TASK.
Every record below should be printed exactly as it appears.

##########

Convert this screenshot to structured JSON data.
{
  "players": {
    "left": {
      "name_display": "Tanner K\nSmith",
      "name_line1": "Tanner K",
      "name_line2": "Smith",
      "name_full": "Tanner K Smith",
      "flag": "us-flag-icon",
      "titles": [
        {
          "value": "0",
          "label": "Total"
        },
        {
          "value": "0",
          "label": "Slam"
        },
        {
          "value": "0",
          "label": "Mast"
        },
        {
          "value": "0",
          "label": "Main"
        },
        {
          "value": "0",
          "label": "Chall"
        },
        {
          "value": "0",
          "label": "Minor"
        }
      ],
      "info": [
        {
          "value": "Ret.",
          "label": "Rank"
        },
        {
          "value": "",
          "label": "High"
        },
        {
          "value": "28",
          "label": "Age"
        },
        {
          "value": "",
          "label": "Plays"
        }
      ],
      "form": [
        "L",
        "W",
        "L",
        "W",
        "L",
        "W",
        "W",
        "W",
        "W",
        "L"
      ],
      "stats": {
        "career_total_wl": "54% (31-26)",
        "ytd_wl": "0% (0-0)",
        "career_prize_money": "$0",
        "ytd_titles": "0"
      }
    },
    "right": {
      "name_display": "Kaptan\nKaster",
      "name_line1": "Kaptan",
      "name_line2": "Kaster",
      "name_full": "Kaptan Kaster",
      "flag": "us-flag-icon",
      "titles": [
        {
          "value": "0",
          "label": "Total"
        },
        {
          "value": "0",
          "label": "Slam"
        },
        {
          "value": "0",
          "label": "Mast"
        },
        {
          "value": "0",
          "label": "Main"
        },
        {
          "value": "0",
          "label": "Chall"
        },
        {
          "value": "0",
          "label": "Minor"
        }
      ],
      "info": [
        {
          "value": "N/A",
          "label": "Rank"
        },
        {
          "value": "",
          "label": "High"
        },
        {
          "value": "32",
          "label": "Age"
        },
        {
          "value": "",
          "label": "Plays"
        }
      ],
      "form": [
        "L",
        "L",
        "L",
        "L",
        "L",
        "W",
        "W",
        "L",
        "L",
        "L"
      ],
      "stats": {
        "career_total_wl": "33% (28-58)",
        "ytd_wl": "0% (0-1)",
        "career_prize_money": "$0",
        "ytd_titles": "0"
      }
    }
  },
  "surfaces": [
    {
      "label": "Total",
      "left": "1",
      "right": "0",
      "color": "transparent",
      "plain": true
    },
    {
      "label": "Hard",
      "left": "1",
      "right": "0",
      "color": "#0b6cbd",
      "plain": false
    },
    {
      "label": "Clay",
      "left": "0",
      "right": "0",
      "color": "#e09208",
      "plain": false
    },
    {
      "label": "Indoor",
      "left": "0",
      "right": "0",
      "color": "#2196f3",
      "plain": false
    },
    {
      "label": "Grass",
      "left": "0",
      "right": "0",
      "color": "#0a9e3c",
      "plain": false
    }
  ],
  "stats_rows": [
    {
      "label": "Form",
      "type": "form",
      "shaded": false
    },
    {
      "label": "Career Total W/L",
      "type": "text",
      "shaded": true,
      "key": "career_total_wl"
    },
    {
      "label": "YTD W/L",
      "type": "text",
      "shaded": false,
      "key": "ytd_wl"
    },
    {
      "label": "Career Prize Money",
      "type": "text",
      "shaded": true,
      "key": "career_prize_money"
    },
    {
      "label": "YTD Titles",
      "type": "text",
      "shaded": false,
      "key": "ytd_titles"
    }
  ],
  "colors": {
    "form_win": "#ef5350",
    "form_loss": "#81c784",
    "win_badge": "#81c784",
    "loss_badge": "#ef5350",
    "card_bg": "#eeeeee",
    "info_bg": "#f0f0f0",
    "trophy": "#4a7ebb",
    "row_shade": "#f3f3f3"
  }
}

##########

RESULT.
Convert this screenshot to structured JSON data.
{
  "players": {
    "left": {
      "name_display": "Tanner K\nSmith",
      "name_line1": "Tanner K",
      "name_line2": "Smith",
      "name_full": "Tanner K Smith",
      "flag": "us-flag-icon",
      "titles": [
        {
          "value": "0",
          "label": "Total"
        },
        {
          "value": "0",
          "label": "Slam"
        },
        {
          "value": "0",
          "label": "Mast"
        },
        {
          "value": "0",
          "label": "Main"
        },
        {
          "value": "0",
          "label": "Chall"
        },
        {
          "value": "0",
          "label": "Minor"
        }
      ],
      "info": [
        {
          "value": "Ret.",
          "label": "Rank"
        },
        {
          "value": "",
          "label": "High"
        },
        {
          "value": "28",
          "label": "Age"
        },
        {
          "value": "",
          "label": "Plays"
        }
      ],
      "form": [
        "L",
        "W",
        "L",
        "W",
        "L",
        "W",
        "W",
        "W",
        "W",
        "L"
      ],
      "stats": {
        "career_total_wl": "54% (31-26)",
        "ytd_wl": "0% (0-0)",
        "career_prize_money": "$0",
        "ytd_titles": "0"
      }
    },
    "right": {
      "name_display": "Kaptan\nKaster",
      "name_line1": "Kaptan",
      "name_line2": "Kaster",
      "name_full": "Kaptan Kaster",
      "flag": "us-flag-icon",
      "titles": [
        {
          "value": "0",
          "label": "Total"
        },
        {
          "value": "0",
          "label": "Slam"
        },
        {
          "value": "0",
          "label": "Mast"
        },
        {
          "value": "0",
          "label": "Main"
        },
        {
          "value": "0",
          "label": "Chall"
        },
        {
          "value": "0",
          "label": "Minor"
        }
      ],
      "info": [
        {
          "value": "N/A",
          "label": "Rank"
        },
        {
          "value": "",
          "label": "High"
        },
        {
          "value": "32",
          "label": "Age"
        },
        {
          "value": "",
          "label": "Plays"
        }
      ],
      "form": [
        "L",
        "L",
        "L",
        "L",
        "L",
        "W",
        "W",
        "L",
        "L",
        "L"
      ],
      "stats": {
        "career_total_wl": "33% (28-58)",
        "ytd_wl": "0% (0-1)",
        "career_prize_money": "$0",
        "ytd_titles": "0"
      }
    }
  },
  "surfaces": [
    {
      "label": "Total",
      "left": "1",
      "right": "0",
      "color": "transparent",
      "plain": true
    },
    {
      "label": "Hard",
      "left": "1",
      "right": "0",
      "color": "#0b6cbd",
      "plain": false
    },
    {
      "label": "Clay",
      "left": "0",
      "right": "0",
      "color": "#e09208",
      "plain": false
    },
    {
      "label": "Indoor",
      "left": "0",
      "right": "0",
      "color": "#2196f3",
      "plain": false
    },
    {
      "label": "Grass",
      "left": "0",
      "right": "0",
      "color": "#0a9e3c",
      "plain": false
    }
  ],
  "stats_rows": [
    {
      "label": "Form",
      "type": "form",
      "shaded": false
    },
    {
      "label": "Career Total W/L",
      "type": "text",
      "shaded": true,
      "key": "career_total_wl"
    },
    {
      "label": "YTD W/L",
      "type": "text",
      "shaded": false,
      "key": "ytd_wl"
    },
    {
      "label": "Career Prize Money",
      "type": "text",
      "shaded": true,
      "key": "career_prize_money"
    },
    {
      "label": "YTD Titles",
      "type": "text",
      "shaded": false,
      "key": "ytd_titles"
    }
  ],
  "colors": {
    "form_win": "#ef5350",
    "form_loss": "#81c784",
    "win_badge": "#81c784",
    "loss_badge": "#ef5350",
    "card_bg": "#eeeeee",
    "info_bg": "#f0f0f0",
    "trophy": "#4a7ebb",
    "row_shade": "#f3f3f3"
  }
}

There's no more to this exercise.